### WORK REQUIRED:
Identify and copy all lines of the material where the string "Nutrient" is found.

### GIVEN DATA:
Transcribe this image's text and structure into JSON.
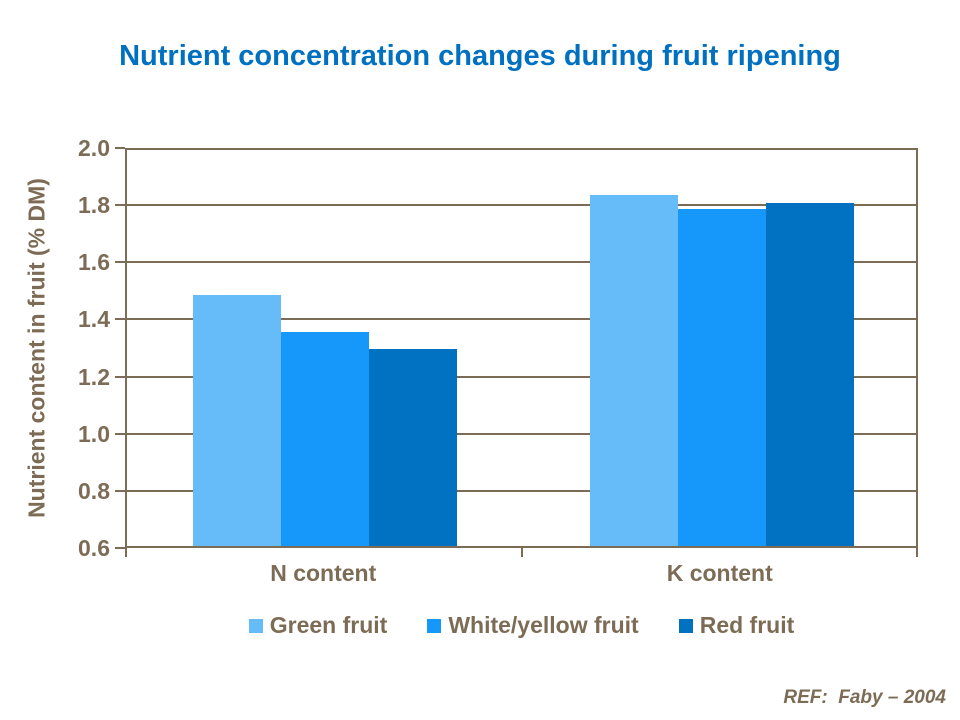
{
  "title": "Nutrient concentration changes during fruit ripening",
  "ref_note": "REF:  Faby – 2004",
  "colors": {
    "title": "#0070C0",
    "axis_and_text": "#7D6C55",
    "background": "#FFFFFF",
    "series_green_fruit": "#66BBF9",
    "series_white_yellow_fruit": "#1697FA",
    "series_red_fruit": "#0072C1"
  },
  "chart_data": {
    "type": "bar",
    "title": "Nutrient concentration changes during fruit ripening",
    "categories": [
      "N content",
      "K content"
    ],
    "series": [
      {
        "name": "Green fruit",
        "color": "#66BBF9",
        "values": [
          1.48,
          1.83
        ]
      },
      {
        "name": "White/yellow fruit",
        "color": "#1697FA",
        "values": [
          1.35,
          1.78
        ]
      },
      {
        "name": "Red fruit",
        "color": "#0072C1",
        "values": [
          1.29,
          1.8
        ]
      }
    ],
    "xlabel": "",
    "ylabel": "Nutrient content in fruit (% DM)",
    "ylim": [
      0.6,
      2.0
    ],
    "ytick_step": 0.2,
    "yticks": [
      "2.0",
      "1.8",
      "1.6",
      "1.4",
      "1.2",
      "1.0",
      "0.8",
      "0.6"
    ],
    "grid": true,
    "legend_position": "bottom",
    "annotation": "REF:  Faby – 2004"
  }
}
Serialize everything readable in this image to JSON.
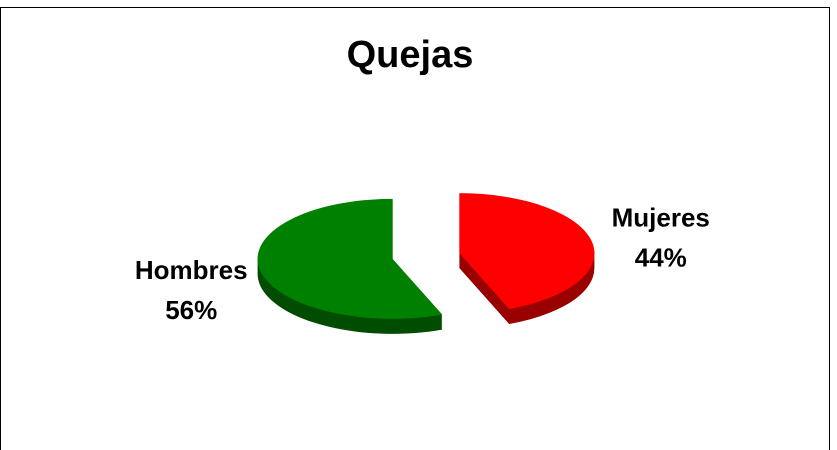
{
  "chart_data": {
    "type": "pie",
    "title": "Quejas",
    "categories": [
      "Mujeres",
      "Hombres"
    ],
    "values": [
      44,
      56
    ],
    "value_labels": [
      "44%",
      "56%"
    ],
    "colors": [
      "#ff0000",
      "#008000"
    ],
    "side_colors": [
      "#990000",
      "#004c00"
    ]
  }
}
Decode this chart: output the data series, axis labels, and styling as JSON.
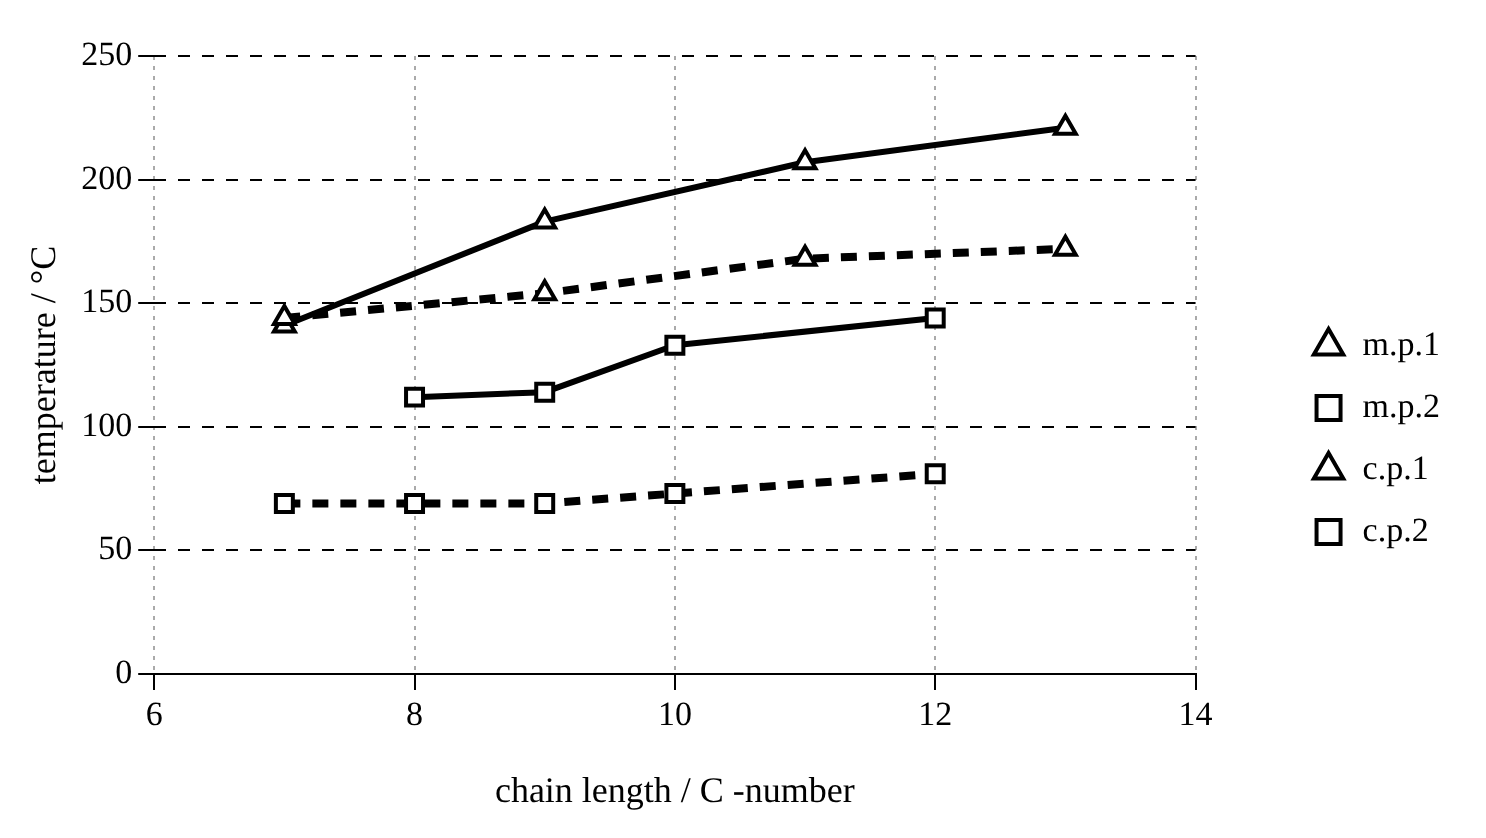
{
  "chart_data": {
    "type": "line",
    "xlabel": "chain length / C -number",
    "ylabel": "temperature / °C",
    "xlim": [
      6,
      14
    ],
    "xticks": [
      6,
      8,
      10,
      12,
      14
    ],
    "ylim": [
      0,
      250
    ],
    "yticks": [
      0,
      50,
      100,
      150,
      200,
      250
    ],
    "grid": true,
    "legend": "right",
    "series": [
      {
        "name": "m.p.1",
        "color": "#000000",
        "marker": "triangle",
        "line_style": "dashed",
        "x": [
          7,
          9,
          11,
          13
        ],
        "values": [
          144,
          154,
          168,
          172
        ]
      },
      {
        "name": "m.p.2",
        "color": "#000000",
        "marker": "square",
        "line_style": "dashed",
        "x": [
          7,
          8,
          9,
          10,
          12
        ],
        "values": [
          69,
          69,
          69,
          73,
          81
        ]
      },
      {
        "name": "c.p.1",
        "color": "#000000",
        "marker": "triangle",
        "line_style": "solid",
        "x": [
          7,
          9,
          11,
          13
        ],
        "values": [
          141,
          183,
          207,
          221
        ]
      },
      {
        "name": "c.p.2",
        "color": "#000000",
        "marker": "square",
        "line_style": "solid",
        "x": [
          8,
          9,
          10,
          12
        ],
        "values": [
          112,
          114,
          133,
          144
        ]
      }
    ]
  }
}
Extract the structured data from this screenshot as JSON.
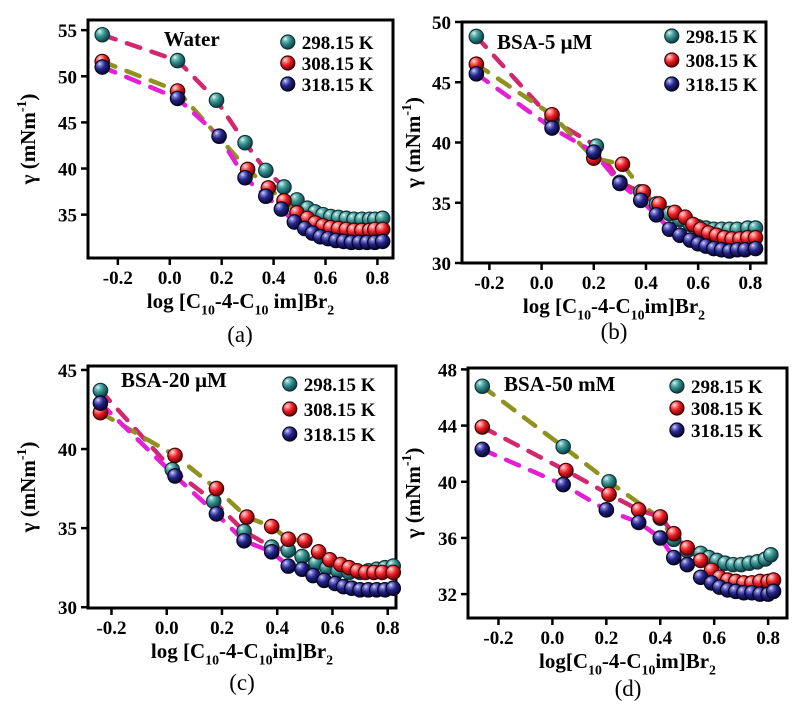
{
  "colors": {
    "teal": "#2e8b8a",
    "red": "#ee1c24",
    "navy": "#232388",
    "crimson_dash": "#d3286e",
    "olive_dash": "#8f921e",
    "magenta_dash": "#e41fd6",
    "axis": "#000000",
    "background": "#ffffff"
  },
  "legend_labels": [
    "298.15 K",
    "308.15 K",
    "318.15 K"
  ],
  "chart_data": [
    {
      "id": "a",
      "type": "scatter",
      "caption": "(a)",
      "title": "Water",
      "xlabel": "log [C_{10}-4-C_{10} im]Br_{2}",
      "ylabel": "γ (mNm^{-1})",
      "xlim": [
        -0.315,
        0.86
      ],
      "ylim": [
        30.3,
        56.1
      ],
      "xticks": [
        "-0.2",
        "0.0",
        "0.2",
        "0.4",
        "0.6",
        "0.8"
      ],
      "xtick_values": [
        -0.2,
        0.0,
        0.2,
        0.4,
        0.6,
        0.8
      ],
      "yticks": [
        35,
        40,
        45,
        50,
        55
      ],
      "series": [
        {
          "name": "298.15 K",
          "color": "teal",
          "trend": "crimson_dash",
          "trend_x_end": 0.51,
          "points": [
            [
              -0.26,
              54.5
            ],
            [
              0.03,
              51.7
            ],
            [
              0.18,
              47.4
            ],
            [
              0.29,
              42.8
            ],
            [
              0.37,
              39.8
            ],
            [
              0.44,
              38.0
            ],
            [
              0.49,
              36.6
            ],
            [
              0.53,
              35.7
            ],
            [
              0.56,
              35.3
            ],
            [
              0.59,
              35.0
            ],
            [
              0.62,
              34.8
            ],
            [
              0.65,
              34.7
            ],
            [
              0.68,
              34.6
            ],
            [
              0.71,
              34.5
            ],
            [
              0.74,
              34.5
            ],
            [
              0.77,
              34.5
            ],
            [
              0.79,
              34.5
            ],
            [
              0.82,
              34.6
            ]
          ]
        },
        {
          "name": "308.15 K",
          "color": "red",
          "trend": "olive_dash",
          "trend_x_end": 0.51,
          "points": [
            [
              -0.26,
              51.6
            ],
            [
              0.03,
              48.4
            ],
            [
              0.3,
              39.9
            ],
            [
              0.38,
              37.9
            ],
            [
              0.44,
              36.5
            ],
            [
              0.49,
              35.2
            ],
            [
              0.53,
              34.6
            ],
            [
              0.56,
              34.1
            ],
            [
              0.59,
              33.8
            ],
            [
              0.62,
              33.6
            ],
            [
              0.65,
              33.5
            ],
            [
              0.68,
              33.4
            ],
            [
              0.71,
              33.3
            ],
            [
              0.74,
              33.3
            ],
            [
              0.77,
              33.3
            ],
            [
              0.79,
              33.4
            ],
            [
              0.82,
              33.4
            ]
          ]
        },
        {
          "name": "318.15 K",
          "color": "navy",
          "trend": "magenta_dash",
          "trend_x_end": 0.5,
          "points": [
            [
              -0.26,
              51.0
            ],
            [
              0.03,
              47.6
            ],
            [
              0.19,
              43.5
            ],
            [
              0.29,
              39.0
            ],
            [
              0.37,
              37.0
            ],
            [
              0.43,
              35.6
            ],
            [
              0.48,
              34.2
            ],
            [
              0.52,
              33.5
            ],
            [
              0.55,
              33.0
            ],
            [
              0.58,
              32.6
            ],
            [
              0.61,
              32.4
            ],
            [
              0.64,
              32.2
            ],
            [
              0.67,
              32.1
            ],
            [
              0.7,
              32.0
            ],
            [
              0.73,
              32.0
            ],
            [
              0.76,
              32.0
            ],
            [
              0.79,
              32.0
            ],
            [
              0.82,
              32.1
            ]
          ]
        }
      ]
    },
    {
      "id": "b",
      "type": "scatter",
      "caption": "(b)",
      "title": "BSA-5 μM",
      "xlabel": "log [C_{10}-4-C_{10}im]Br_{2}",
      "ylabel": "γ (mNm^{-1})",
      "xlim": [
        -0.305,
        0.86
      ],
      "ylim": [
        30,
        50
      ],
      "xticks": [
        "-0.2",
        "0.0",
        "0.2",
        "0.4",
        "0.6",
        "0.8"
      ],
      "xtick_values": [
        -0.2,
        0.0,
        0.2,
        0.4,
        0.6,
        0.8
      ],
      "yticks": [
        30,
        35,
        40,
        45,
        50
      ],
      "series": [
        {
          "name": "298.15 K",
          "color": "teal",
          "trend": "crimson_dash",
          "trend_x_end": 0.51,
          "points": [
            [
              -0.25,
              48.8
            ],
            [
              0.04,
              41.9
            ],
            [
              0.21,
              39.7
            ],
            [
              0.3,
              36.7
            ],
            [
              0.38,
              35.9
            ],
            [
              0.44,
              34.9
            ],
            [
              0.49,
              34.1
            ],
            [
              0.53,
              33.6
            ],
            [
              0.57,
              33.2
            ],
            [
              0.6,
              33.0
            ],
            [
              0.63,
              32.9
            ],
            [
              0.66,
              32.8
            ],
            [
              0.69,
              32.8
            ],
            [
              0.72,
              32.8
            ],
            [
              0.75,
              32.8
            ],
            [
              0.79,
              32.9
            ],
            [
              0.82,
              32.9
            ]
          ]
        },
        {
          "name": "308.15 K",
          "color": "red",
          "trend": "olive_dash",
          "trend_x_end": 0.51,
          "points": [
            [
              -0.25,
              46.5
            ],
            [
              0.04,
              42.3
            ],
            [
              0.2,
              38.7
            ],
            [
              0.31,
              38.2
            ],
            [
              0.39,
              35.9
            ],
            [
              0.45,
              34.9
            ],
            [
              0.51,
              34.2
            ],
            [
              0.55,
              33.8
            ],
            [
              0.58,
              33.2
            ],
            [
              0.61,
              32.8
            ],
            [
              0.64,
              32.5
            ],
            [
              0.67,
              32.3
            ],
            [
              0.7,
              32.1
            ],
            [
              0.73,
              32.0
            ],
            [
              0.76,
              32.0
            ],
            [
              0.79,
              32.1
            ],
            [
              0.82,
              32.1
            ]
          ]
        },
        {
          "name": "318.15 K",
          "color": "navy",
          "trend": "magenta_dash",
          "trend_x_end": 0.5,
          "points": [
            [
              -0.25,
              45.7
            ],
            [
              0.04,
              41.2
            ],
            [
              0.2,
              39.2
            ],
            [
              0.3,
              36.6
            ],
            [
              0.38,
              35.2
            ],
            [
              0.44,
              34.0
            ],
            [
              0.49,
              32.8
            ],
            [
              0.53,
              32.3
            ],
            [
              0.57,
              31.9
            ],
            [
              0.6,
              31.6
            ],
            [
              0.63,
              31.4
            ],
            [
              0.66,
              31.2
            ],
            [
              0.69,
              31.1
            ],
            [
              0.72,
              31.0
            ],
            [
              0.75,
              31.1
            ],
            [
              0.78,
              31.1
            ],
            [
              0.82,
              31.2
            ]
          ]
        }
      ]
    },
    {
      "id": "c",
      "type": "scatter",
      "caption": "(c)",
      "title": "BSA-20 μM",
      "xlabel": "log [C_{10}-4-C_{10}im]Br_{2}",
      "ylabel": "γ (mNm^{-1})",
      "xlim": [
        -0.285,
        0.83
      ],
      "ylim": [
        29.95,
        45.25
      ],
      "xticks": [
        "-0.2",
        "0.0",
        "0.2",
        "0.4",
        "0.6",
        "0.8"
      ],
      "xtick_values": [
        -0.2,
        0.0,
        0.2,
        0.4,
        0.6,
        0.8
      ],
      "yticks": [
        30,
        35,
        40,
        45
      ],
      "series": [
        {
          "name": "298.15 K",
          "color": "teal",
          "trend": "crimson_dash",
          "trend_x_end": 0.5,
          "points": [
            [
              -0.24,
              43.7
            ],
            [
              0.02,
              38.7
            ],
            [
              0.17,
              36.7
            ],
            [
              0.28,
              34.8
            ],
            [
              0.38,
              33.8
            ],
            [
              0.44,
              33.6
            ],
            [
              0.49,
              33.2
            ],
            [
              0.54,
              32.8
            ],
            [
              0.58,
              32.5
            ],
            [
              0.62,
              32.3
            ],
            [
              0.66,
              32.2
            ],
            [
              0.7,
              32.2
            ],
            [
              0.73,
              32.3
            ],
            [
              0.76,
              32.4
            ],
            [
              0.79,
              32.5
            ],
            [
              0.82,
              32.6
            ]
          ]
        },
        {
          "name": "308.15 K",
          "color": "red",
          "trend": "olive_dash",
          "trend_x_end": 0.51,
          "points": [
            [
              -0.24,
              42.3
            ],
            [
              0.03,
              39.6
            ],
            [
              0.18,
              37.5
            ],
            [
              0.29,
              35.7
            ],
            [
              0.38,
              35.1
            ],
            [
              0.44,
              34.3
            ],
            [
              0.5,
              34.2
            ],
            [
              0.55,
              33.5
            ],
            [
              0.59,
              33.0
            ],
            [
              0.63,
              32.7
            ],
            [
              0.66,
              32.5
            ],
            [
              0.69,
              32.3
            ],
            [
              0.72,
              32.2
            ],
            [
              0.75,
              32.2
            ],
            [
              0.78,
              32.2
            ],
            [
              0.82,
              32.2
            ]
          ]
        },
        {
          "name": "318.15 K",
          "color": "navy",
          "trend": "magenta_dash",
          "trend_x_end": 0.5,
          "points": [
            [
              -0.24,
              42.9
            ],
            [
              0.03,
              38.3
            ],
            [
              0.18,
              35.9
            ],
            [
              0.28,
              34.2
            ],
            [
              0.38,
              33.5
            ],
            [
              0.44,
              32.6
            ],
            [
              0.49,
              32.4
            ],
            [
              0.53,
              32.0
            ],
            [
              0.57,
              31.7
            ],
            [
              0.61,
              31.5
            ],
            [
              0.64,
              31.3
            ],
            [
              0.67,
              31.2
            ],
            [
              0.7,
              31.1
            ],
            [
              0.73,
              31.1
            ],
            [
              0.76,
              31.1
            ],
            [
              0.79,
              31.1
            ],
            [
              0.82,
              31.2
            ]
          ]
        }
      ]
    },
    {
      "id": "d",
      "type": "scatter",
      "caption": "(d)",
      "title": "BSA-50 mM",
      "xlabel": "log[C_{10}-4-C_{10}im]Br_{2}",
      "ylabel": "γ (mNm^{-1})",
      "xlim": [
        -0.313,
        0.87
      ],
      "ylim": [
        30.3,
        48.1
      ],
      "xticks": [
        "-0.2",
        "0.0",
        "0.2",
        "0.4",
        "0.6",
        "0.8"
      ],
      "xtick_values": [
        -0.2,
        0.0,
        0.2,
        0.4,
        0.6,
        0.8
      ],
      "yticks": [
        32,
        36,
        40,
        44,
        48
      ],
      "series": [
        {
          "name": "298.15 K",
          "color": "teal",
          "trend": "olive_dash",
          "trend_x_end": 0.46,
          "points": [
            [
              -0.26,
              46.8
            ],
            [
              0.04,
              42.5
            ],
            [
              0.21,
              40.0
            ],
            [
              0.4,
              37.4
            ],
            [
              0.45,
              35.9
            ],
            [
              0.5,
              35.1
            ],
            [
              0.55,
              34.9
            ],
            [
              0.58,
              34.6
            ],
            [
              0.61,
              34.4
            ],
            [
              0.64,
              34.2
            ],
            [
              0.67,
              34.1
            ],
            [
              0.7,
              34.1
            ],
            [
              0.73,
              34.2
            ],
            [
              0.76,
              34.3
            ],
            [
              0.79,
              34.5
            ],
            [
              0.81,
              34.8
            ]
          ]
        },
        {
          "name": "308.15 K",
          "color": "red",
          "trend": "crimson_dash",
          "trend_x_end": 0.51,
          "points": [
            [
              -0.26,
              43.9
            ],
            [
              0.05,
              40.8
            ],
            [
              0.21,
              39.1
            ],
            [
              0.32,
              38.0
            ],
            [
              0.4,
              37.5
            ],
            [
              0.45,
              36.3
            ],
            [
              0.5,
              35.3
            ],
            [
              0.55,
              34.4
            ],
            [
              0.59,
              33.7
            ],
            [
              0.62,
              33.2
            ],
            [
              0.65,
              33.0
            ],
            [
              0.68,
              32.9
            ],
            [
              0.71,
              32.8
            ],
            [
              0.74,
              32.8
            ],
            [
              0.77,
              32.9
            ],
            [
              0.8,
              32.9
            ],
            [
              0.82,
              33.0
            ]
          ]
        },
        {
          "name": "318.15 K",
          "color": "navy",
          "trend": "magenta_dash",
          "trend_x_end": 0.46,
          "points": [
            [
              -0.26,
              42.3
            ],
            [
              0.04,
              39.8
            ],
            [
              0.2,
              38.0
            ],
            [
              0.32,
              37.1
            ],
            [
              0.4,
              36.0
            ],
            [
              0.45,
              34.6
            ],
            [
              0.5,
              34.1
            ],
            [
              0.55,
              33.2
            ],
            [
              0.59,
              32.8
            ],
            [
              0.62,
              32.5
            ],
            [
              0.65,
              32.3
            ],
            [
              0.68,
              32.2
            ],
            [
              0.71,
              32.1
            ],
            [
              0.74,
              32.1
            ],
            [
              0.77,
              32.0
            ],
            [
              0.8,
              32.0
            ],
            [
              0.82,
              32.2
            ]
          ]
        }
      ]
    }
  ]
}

### FULL ANSWER:
  "title": "Nutrient concentration changes during fruit ripening",
    "title": "Nutrient concentration changes during fruit ripening",
    "ylabel": "Nutrient content in fruit (% DM)",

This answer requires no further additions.